» SET PROBLEM:
Reproduce the data in its entirety, exactly as supplied.

Stored items
***
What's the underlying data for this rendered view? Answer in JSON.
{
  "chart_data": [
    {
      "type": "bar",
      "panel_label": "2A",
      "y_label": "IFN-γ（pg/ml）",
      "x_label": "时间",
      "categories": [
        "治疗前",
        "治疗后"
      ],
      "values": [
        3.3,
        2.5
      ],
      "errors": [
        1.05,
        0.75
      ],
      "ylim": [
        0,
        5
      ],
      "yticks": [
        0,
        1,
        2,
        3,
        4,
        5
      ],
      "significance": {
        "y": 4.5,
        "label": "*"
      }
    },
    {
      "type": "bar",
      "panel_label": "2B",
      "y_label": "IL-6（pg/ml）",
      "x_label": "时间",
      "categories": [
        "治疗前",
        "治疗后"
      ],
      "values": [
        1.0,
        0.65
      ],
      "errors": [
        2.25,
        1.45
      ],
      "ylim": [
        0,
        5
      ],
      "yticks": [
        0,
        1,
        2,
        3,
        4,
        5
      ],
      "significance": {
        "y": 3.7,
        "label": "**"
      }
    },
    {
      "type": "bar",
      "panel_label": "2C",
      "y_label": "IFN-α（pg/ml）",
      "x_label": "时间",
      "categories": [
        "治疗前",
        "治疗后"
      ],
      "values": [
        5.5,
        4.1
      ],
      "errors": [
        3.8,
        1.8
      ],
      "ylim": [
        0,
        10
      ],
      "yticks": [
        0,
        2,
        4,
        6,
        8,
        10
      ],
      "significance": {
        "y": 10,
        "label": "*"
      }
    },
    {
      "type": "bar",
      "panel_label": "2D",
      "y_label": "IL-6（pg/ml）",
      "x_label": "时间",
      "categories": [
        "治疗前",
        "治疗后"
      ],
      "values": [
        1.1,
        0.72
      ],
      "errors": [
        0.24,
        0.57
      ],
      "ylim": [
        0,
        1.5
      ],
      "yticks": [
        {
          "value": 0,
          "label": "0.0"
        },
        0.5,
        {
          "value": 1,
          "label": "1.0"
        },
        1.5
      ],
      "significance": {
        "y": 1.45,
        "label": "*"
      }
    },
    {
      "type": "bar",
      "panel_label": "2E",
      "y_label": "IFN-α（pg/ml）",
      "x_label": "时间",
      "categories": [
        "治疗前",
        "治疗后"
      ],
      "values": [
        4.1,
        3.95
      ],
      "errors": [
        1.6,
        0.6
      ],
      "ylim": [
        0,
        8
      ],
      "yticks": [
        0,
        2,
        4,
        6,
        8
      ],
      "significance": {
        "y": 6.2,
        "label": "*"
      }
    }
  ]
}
***
» ANSWER IN FULL:
What's the underlying data for this rendered view? Answer in JSON.
{
  "chart_data": [
    {
      "type": "bar",
      "panel_label": "2A",
      "y_label": "IFN-γ（pg/ml）",
      "x_label": "时间",
      "categories": [
        "治疗前",
        "治疗后"
      ],
      "values": [
        3.3,
        2.5
      ],
      "errors": [
        1.05,
        0.75
      ],
      "ylim": [
        0,
        5
      ],
      "yticks": [
        0,
        1,
        2,
        3,
        4,
        5
      ],
      "significance": {
        "y": 4.5,
        "label": "*"
      }
    },
    {
      "type": "bar",
      "panel_label": "2B",
      "y_label": "IL-6（pg/ml）",
      "x_label": "时间",
      "categories": [
        "治疗前",
        "治疗后"
      ],
      "values": [
        1.0,
        0.65
      ],
      "errors": [
        2.25,
        1.45
      ],
      "ylim": [
        0,
        5
      ],
      "yticks": [
        0,
        1,
        2,
        3,
        4,
        5
      ],
      "significance": {
        "y": 3.7,
        "label": "**"
      }
    },
    {
      "type": "bar",
      "panel_label": "2C",
      "y_label": "IFN-α（pg/ml）",
      "x_label": "时间",
      "categories": [
        "治疗前",
        "治疗后"
      ],
      "values": [
        5.5,
        4.1
      ],
      "errors": [
        3.8,
        1.8
      ],
      "ylim": [
        0,
        10
      ],
      "yticks": [
        0,
        2,
        4,
        6,
        8,
        10
      ],
      "significance": {
        "y": 10,
        "label": "*"
      }
    },
    {
      "type": "bar",
      "panel_label": "2D",
      "y_label": "IL-6（pg/ml）",
      "x_label": "时间",
      "categories": [
        "治疗前",
        "治疗后"
      ],
      "values": [
        1.1,
        0.72
      ],
      "errors": [
        0.24,
        0.57
      ],
      "ylim": [
        0,
        1.5
      ],
      "yticks": [
        {
          "value": 0,
          "label": "0.0"
        },
        0.5,
        {
          "value": 1,
          "label": "1.0"
        },
        1.5
      ],
      "significance": {
        "y": 1.45,
        "label": "*"
      }
    },
    {
      "type": "bar",
      "panel_label": "2E",
      "y_label": "IFN-α（pg/ml）",
      "x_label": "时间",
      "categories": [
        "治疗前",
        "治疗后"
      ],
      "values": [
        4.1,
        3.95
      ],
      "errors": [
        1.6,
        0.6
      ],
      "ylim": [
        0,
        8
      ],
      "yticks": [
        0,
        2,
        4,
        6,
        8
      ],
      "significance": {
        "y": 6.2,
        "label": "*"
      }
    }
  ]
}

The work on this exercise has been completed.